>>
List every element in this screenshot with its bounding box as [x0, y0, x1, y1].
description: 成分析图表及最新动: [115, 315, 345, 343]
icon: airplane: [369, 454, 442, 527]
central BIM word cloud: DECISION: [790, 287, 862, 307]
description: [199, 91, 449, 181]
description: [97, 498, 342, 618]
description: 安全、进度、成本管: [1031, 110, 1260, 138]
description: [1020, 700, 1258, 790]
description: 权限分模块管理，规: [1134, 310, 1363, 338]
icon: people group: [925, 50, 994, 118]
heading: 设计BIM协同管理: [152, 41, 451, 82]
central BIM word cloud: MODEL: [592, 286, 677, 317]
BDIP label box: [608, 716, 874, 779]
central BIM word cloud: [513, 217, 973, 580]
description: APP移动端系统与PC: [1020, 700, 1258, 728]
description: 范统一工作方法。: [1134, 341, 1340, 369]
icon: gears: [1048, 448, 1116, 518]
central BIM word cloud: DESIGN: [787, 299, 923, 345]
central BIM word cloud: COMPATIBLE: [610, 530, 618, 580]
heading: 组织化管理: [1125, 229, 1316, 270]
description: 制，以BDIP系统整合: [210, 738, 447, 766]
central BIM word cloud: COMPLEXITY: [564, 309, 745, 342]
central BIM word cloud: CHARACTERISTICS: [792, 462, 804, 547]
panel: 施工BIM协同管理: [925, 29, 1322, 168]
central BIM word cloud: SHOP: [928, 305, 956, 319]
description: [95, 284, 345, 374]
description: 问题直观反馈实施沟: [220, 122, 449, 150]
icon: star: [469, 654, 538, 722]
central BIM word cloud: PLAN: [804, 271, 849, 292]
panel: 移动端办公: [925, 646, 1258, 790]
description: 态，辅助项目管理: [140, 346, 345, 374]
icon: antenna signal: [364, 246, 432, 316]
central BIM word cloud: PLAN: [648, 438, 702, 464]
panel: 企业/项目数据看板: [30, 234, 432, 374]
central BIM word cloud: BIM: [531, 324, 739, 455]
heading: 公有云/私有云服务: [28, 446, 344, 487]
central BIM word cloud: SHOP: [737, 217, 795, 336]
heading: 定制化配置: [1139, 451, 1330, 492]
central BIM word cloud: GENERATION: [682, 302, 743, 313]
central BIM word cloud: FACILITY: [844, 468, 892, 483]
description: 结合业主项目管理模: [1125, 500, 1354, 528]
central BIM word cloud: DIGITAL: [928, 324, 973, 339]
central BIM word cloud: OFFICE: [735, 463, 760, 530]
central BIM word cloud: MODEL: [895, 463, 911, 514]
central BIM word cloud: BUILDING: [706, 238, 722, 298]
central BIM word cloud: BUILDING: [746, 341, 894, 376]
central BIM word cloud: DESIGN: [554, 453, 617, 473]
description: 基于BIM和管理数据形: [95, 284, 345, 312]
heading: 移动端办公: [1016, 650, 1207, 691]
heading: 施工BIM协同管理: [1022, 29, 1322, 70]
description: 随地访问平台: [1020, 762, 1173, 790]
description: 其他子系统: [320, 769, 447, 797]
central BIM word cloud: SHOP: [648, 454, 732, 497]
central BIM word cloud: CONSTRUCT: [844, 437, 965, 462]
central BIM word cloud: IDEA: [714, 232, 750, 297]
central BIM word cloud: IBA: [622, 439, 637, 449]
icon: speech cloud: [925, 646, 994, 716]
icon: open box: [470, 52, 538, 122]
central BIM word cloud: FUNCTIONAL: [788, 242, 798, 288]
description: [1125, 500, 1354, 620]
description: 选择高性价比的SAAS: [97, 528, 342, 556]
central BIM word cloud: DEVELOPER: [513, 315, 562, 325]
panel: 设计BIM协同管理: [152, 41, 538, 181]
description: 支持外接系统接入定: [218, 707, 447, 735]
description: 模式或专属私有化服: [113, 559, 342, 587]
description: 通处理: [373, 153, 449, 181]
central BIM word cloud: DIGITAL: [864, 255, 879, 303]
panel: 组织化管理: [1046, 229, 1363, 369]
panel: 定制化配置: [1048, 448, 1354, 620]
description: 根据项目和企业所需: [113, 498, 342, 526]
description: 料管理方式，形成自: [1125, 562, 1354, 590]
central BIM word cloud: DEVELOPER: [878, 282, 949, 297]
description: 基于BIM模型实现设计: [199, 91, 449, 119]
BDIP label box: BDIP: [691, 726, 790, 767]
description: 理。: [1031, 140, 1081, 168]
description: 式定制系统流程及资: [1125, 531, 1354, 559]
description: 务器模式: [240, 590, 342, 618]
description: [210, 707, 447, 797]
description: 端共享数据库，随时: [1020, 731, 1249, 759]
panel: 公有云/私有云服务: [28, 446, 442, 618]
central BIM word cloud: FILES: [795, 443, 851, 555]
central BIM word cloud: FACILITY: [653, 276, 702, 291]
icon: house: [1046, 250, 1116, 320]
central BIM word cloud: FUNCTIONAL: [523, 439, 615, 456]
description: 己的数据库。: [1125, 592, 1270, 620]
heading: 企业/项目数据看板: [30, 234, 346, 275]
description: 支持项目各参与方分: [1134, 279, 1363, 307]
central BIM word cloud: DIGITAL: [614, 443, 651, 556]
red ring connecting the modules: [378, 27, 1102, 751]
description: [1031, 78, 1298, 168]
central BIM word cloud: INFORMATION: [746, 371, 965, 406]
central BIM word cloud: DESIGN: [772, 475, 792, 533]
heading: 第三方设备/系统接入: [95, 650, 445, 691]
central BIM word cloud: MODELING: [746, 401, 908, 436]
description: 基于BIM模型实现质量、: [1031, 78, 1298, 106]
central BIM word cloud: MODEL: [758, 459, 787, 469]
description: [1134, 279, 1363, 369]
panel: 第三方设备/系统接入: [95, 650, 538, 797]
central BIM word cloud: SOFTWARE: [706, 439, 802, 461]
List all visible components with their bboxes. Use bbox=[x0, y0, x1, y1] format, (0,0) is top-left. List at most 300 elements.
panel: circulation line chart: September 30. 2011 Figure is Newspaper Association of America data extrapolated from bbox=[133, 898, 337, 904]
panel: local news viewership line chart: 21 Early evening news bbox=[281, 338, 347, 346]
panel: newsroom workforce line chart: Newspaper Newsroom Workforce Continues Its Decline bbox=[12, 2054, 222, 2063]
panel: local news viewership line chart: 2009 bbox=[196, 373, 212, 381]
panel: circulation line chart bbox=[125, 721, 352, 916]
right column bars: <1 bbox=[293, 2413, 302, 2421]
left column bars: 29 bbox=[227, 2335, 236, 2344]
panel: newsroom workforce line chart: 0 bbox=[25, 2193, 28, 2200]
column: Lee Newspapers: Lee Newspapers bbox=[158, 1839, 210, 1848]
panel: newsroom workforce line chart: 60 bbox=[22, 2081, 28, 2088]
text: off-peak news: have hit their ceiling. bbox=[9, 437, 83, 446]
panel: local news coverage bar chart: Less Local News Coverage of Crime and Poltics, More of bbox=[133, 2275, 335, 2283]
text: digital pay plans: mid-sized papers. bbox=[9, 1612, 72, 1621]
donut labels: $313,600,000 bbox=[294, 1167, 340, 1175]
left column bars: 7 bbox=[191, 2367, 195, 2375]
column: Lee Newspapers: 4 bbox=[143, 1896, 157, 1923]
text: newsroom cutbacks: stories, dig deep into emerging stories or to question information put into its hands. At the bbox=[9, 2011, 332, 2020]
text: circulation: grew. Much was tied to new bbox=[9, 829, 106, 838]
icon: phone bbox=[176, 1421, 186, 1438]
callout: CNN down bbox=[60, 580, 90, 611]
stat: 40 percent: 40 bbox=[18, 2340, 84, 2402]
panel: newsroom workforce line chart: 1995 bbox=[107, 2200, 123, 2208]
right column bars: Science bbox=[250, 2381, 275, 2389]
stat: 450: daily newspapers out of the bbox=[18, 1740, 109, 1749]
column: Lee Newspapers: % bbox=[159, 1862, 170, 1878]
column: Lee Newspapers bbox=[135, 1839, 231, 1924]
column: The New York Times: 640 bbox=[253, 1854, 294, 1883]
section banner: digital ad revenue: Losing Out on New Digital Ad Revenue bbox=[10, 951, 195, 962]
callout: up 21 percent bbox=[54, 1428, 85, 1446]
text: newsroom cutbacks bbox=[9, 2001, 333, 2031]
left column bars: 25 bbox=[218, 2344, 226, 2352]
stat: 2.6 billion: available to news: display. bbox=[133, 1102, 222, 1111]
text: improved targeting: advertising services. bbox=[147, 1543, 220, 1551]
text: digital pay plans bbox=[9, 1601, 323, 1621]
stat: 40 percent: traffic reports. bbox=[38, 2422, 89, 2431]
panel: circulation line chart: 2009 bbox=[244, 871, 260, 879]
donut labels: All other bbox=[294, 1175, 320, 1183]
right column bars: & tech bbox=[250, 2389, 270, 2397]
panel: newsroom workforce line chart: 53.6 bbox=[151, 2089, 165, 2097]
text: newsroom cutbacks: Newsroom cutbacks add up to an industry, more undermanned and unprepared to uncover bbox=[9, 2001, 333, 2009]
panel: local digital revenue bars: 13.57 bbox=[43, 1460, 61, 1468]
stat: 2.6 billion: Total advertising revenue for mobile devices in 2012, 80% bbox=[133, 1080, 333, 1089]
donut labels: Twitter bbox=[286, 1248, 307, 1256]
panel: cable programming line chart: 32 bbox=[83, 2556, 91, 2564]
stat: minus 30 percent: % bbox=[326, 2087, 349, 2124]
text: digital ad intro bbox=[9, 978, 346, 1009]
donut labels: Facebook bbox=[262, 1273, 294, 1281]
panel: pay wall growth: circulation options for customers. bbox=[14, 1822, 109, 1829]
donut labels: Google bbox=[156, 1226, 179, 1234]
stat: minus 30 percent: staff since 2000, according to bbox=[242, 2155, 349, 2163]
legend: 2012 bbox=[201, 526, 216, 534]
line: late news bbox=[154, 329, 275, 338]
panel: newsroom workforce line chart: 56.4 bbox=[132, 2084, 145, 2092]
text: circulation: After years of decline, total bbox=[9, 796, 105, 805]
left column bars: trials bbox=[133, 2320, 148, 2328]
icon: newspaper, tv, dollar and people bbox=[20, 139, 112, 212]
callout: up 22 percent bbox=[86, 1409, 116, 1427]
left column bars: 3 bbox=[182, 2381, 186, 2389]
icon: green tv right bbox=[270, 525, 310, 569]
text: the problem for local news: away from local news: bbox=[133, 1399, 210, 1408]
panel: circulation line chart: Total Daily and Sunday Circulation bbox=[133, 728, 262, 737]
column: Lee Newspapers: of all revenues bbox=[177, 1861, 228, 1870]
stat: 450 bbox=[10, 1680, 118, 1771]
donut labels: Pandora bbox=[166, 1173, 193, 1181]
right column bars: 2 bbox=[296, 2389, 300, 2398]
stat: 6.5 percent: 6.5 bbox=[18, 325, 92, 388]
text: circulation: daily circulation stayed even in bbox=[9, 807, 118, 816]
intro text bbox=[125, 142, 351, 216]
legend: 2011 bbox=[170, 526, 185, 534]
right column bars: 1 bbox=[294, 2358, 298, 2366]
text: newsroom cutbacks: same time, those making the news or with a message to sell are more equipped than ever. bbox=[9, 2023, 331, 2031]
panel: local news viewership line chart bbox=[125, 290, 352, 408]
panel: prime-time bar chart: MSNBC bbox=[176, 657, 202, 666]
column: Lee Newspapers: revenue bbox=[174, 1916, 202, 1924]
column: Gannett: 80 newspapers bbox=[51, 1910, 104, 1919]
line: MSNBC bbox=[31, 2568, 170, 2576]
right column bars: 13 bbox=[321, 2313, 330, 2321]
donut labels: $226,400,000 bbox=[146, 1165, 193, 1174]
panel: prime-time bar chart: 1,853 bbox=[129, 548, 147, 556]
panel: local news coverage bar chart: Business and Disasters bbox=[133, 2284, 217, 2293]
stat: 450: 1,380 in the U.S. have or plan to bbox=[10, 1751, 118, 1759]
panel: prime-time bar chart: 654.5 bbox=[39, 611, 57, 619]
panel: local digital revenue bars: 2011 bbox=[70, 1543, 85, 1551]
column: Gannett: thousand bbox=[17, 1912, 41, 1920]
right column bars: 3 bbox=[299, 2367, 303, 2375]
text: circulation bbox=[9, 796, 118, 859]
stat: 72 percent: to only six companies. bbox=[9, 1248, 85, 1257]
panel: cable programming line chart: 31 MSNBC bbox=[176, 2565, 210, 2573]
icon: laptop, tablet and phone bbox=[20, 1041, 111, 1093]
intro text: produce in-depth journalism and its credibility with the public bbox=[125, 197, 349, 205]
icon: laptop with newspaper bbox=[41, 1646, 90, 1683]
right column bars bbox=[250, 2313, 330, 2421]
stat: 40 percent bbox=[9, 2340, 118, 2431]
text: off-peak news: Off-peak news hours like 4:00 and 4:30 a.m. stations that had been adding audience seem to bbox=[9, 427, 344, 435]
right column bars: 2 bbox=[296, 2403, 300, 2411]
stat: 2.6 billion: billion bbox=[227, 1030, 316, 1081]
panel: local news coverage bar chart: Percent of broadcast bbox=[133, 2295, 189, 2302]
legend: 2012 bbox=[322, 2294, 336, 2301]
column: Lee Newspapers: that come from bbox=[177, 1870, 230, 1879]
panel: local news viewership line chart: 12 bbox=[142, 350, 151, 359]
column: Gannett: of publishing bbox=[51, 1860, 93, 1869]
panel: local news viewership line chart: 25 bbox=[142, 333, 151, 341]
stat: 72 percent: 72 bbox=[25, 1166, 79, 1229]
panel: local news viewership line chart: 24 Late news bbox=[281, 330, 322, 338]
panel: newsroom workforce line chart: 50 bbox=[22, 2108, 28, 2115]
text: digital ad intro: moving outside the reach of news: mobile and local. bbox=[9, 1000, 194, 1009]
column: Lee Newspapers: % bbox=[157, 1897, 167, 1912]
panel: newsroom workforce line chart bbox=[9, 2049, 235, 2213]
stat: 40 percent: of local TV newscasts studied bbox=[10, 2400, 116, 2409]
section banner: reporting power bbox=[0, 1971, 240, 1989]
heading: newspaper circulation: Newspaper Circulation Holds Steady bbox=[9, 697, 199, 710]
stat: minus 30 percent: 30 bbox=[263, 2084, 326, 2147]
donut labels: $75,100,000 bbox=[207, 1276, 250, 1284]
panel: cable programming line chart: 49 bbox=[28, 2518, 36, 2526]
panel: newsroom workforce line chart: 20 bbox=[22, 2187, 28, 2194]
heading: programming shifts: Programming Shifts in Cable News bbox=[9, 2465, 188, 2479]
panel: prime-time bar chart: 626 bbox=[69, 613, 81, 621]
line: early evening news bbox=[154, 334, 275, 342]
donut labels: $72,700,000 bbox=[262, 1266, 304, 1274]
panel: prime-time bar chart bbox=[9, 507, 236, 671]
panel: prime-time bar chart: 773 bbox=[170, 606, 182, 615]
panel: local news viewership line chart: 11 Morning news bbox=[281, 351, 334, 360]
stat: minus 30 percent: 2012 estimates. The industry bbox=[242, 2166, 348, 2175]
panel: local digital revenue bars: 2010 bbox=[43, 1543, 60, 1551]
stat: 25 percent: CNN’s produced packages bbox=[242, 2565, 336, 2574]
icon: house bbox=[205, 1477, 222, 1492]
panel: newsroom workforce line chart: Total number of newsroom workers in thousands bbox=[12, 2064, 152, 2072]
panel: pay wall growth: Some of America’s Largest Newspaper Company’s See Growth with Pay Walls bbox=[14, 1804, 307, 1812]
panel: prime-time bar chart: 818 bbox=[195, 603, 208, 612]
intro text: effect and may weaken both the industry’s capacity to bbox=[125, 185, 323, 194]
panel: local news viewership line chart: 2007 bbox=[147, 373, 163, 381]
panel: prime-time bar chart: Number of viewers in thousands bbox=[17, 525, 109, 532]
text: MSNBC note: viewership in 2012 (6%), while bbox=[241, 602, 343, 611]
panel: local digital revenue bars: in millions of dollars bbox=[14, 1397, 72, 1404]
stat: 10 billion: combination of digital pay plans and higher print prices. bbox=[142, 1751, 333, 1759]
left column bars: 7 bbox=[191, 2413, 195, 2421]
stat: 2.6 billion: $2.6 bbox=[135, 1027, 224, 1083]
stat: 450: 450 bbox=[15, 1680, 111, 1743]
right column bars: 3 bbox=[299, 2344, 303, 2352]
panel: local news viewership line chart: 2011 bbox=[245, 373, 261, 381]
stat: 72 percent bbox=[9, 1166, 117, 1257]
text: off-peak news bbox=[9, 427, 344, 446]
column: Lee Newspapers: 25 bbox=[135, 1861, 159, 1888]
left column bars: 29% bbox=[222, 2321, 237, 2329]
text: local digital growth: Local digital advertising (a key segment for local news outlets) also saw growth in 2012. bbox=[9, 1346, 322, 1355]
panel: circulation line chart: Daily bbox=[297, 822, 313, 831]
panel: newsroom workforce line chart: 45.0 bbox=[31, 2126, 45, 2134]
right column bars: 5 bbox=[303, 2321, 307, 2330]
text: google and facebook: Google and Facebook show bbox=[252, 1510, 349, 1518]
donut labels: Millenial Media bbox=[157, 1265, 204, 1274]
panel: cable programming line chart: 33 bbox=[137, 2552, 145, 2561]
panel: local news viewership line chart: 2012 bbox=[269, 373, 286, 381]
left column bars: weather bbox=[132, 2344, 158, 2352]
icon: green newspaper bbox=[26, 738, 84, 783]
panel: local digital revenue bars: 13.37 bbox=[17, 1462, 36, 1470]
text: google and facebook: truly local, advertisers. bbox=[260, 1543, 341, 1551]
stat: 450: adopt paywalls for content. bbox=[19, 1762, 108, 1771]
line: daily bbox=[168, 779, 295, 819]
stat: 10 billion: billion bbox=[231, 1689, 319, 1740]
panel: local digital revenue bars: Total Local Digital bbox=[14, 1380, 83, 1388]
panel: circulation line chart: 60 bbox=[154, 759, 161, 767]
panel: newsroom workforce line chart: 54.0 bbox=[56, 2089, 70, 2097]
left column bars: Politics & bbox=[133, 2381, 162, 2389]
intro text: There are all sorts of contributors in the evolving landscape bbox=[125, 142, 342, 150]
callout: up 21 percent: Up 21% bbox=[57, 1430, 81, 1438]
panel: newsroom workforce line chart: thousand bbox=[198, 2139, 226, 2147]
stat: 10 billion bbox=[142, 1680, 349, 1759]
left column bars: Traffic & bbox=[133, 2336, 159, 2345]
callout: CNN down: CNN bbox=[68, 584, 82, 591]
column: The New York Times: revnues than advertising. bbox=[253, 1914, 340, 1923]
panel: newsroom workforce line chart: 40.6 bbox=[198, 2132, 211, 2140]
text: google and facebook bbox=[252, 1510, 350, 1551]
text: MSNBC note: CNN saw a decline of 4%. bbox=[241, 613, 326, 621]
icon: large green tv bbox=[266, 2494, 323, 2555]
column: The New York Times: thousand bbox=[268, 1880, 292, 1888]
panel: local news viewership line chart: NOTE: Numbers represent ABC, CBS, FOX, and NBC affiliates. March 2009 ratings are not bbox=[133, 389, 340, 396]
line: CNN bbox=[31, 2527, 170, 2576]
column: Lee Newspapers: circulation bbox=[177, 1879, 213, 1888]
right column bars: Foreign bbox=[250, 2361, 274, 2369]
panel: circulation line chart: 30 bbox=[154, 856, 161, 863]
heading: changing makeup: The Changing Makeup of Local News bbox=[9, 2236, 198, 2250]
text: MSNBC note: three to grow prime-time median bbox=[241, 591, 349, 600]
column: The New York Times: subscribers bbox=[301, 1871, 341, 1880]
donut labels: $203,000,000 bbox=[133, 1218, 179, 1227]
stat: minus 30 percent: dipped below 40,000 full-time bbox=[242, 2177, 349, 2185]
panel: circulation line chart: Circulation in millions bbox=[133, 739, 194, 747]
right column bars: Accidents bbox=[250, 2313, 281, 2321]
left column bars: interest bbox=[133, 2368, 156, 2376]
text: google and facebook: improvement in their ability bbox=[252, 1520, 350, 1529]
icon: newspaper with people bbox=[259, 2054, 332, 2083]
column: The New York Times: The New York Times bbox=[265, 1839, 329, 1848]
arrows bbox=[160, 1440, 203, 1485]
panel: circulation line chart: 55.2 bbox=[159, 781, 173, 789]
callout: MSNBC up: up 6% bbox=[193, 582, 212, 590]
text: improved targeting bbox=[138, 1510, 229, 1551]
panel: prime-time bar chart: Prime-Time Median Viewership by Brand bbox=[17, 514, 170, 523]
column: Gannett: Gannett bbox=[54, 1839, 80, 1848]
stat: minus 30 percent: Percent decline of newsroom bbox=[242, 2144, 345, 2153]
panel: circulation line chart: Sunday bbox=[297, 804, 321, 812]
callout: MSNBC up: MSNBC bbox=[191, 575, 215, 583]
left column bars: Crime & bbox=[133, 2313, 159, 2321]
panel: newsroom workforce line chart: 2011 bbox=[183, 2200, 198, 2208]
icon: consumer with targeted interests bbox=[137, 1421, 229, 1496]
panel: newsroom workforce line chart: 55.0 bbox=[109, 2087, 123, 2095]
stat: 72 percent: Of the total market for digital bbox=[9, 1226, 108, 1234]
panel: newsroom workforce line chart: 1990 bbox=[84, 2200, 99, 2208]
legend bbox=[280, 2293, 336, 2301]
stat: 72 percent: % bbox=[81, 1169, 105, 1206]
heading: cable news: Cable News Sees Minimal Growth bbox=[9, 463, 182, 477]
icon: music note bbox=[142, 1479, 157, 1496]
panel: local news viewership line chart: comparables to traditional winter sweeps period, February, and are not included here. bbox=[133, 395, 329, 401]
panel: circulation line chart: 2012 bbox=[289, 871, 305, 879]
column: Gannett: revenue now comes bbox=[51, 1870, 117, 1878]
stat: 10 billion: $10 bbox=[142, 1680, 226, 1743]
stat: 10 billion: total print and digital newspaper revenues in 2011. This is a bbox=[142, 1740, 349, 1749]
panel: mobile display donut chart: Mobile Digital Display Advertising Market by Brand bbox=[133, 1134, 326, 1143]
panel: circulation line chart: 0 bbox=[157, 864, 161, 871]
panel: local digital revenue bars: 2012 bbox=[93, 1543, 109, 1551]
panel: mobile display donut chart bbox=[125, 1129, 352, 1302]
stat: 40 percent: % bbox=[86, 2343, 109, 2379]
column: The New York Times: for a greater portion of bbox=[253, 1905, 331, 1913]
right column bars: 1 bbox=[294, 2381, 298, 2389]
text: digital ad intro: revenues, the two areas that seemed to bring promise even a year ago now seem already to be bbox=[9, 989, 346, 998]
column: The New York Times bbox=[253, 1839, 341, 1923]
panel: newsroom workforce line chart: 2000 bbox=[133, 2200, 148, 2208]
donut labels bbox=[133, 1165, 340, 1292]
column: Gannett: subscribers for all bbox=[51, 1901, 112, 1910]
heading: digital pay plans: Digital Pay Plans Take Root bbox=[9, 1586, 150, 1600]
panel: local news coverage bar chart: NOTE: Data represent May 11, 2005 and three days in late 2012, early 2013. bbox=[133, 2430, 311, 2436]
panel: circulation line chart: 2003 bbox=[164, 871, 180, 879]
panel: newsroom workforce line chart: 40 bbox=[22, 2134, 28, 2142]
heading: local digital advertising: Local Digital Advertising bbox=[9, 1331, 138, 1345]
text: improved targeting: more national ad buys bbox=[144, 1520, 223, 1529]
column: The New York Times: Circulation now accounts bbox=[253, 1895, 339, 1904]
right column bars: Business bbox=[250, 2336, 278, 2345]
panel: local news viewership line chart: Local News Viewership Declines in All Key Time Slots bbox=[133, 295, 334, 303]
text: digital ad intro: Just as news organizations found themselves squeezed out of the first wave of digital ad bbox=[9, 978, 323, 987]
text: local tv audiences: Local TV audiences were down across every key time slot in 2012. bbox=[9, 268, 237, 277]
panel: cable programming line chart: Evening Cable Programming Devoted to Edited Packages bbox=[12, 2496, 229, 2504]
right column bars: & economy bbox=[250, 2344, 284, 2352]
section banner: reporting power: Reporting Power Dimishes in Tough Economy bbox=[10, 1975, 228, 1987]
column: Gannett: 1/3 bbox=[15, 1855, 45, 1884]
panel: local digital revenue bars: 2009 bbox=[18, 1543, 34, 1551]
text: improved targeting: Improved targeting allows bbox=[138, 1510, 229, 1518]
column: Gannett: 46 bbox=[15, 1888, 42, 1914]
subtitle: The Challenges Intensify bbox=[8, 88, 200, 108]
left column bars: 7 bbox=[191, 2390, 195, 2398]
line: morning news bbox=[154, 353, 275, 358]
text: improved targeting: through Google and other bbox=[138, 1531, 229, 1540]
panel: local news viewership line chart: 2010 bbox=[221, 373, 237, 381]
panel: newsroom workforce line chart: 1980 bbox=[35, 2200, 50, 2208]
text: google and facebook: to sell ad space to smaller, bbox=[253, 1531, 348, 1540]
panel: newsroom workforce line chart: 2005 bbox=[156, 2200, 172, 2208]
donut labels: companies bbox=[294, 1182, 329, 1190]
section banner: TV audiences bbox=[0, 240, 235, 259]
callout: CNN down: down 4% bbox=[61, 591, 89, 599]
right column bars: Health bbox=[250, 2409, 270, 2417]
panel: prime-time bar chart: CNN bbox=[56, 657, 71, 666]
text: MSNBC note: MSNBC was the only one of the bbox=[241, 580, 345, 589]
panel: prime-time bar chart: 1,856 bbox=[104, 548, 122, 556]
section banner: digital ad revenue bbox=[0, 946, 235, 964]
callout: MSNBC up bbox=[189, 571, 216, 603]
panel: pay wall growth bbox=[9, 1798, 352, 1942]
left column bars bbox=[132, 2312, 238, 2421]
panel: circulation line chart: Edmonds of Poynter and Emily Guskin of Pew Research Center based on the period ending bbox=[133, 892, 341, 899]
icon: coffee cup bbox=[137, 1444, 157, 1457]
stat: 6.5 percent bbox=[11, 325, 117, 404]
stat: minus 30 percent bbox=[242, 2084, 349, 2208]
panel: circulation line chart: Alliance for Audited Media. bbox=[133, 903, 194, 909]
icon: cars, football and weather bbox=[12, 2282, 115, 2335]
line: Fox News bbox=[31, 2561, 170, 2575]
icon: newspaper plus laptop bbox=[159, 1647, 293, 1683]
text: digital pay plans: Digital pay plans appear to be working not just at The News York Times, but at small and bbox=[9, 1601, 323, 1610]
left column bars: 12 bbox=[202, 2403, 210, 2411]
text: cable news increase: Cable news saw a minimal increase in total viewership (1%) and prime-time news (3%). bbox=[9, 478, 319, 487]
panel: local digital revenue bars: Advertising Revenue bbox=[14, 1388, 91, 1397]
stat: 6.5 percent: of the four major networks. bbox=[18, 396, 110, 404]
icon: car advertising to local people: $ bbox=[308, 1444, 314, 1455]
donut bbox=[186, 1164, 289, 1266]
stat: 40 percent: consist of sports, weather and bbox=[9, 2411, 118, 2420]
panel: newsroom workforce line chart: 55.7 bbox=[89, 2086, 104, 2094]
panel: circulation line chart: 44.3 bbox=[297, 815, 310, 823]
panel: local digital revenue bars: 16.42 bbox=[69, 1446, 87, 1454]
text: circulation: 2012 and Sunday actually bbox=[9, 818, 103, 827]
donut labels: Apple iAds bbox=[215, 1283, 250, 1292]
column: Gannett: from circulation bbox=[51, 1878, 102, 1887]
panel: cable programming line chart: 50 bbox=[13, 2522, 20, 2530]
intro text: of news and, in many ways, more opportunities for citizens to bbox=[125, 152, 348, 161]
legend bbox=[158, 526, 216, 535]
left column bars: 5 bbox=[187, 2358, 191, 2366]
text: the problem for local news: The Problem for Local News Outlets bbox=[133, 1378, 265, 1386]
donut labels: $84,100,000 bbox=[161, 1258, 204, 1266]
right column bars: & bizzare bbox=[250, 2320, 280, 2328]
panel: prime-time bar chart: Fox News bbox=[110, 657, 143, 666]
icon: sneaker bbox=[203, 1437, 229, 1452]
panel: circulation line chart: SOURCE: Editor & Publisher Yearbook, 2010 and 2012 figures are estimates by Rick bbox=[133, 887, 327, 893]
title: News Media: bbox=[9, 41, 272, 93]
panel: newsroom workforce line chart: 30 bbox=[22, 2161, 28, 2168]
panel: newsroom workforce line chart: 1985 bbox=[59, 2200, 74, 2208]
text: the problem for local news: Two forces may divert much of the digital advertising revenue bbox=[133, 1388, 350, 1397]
<<
The exercise: Reproduce the data from its first line through the line containing "icon: gears: [1048, 448, 1116, 518]", renaming "description" to "caption" and changing nothing else. Give only those lines.

Solution for this task:
List every element in this screenshot with its bounding box as [x0, y0, x1, y1].
caption: 成分析图表及最新动: [115, 315, 345, 343]
icon: airplane: [369, 454, 442, 527]
central BIM word cloud: DECISION: [790, 287, 862, 307]
caption: [199, 91, 449, 181]
caption: [97, 498, 342, 618]
caption: 安全、进度、成本管: [1031, 110, 1260, 138]
caption: [1020, 700, 1258, 790]
caption: 权限分模块管理，规: [1134, 310, 1363, 338]
icon: people group: [925, 50, 994, 118]
heading: 设计BIM协同管理: [152, 41, 451, 82]
central BIM word cloud: MODEL: [592, 286, 677, 317]
BDIP label box: [608, 716, 874, 779]
central BIM word cloud: [513, 217, 973, 580]
caption: APP移动端系统与PC: [1020, 700, 1258, 728]
caption: 范统一工作方法。: [1134, 341, 1340, 369]
icon: gears: [1048, 448, 1116, 518]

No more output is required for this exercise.